▶ _What the exercise asks_
The records should be written out in full, with nothing altered.

▶ _Dataset records_
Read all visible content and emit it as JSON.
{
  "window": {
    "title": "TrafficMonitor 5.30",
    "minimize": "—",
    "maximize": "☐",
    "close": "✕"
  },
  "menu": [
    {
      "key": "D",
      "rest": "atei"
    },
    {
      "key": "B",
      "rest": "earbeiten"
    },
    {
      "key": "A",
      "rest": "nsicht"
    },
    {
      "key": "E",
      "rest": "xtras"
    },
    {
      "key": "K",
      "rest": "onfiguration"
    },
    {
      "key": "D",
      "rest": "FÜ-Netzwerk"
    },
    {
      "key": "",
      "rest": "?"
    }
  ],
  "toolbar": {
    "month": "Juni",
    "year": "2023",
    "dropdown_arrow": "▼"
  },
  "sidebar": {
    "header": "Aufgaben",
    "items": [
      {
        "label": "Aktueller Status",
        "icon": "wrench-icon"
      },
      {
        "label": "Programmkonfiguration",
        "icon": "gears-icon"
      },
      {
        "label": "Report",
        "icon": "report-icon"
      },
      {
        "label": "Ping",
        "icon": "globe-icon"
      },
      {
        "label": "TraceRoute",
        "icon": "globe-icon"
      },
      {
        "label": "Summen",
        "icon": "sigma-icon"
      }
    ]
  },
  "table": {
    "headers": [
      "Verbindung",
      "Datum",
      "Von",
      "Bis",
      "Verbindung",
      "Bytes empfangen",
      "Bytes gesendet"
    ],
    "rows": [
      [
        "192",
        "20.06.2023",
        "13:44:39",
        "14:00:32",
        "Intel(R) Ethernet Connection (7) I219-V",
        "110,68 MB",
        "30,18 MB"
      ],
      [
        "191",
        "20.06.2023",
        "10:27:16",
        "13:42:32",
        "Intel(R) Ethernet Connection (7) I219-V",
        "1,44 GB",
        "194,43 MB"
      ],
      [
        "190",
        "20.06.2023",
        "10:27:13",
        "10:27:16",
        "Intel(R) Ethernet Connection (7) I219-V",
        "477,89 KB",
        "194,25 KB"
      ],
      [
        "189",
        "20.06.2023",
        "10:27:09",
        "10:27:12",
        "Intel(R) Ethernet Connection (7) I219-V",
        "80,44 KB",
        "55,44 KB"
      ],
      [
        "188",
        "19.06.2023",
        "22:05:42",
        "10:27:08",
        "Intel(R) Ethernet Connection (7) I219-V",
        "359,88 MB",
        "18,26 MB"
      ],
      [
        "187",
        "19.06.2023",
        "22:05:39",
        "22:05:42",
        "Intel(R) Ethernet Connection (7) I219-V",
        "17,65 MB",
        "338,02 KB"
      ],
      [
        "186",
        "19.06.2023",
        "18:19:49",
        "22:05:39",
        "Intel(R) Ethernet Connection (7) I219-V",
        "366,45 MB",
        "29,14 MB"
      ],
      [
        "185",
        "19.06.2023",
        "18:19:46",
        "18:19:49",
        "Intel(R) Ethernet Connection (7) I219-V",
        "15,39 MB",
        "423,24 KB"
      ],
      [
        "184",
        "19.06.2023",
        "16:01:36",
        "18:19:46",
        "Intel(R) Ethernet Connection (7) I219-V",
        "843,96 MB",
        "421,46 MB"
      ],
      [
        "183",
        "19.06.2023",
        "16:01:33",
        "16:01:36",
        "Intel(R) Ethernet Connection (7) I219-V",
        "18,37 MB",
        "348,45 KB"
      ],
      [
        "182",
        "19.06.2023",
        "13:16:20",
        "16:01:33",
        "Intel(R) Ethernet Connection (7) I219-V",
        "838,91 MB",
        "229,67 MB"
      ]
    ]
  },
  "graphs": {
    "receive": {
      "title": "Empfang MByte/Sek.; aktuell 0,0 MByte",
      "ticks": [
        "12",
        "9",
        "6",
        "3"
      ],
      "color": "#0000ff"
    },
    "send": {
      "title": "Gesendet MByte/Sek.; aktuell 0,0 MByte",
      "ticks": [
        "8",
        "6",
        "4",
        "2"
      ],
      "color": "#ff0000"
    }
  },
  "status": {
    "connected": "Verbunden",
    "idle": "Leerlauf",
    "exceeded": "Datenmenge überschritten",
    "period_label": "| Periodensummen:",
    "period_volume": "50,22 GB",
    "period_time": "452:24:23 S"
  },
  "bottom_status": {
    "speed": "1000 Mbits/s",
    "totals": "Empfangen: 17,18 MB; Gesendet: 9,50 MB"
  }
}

▶ _Task output_
Read all visible content and emit it as JSON.
{
  "window": {
    "title": "TrafficMonitor 5.30",
    "minimize": "—",
    "maximize": "☐",
    "close": "✕"
  },
  "menu": [
    {
      "key": "D",
      "rest": "atei"
    },
    {
      "key": "B",
      "rest": "earbeiten"
    },
    {
      "key": "A",
      "rest": "nsicht"
    },
    {
      "key": "E",
      "rest": "xtras"
    },
    {
      "key": "K",
      "rest": "onfiguration"
    },
    {
      "key": "D",
      "rest": "FÜ-Netzwerk"
    },
    {
      "key": "",
      "rest": "?"
    }
  ],
  "toolbar": {
    "month": "Juni",
    "year": "2023",
    "dropdown_arrow": "▼"
  },
  "sidebar": {
    "header": "Aufgaben",
    "items": [
      {
        "label": "Aktueller Status",
        "icon": "wrench-icon"
      },
      {
        "label": "Programmkonfiguration",
        "icon": "gears-icon"
      },
      {
        "label": "Report",
        "icon": "report-icon"
      },
      {
        "label": "Ping",
        "icon": "globe-icon"
      },
      {
        "label": "TraceRoute",
        "icon": "globe-icon"
      },
      {
        "label": "Summen",
        "icon": "sigma-icon"
      }
    ]
  },
  "table": {
    "headers": [
      "Verbindung",
      "Datum",
      "Von",
      "Bis",
      "Verbindung",
      "Bytes empfangen",
      "Bytes gesendet"
    ],
    "rows": [
      [
        "192",
        "20.06.2023",
        "13:44:39",
        "14:00:32",
        "Intel(R) Ethernet Connection (7) I219-V",
        "110,68 MB",
        "30,18 MB"
      ],
      [
        "191",
        "20.06.2023",
        "10:27:16",
        "13:42:32",
        "Intel(R) Ethernet Connection (7) I219-V",
        "1,44 GB",
        "194,43 MB"
      ],
      [
        "190",
        "20.06.2023",
        "10:27:13",
        "10:27:16",
        "Intel(R) Ethernet Connection (7) I219-V",
        "477,89 KB",
        "194,25 KB"
      ],
      [
        "189",
        "20.06.2023",
        "10:27:09",
        "10:27:12",
        "Intel(R) Ethernet Connection (7) I219-V",
        "80,44 KB",
        "55,44 KB"
      ],
      [
        "188",
        "19.06.2023",
        "22:05:42",
        "10:27:08",
        "Intel(R) Ethernet Connection (7) I219-V",
        "359,88 MB",
        "18,26 MB"
      ],
      [
        "187",
        "19.06.2023",
        "22:05:39",
        "22:05:42",
        "Intel(R) Ethernet Connection (7) I219-V",
        "17,65 MB",
        "338,02 KB"
      ],
      [
        "186",
        "19.06.2023",
        "18:19:49",
        "22:05:39",
        "Intel(R) Ethernet Connection (7) I219-V",
        "366,45 MB",
        "29,14 MB"
      ],
      [
        "185",
        "19.06.2023",
        "18:19:46",
        "18:19:49",
        "Intel(R) Ethernet Connection (7) I219-V",
        "15,39 MB",
        "423,24 KB"
      ],
      [
        "184",
        "19.06.2023",
        "16:01:36",
        "18:19:46",
        "Intel(R) Ethernet Connection (7) I219-V",
        "843,96 MB",
        "421,46 MB"
      ],
      [
        "183",
        "19.06.2023",
        "16:01:33",
        "16:01:36",
        "Intel(R) Ethernet Connection (7) I219-V",
        "18,37 MB",
        "348,45 KB"
      ],
      [
        "182",
        "19.06.2023",
        "13:16:20",
        "16:01:33",
        "Intel(R) Ethernet Connection (7) I219-V",
        "838,91 MB",
        "229,67 MB"
      ]
    ]
  },
  "graphs": {
    "receive": {
      "title": "Empfang MByte/Sek.; aktuell 0,0 MByte",
      "ticks": [
        "12",
        "9",
        "6",
        "3"
      ],
      "color": "#0000ff"
    },
    "send": {
      "title": "Gesendet MByte/Sek.; aktuell 0,0 MByte",
      "ticks": [
        "8",
        "6",
        "4",
        "2"
      ],
      "color": "#ff0000"
    }
  },
  "status": {
    "connected": "Verbunden",
    "idle": "Leerlauf",
    "exceeded": "Datenmenge überschritten",
    "period_label": "| Periodensummen:",
    "period_volume": "50,22 GB",
    "period_time": "452:24:23 S"
  },
  "bottom_status": {
    "speed": "1000 Mbits/s",
    "totals": "Empfangen: 17,18 MB; Gesendet: 9,50 MB"
  }
}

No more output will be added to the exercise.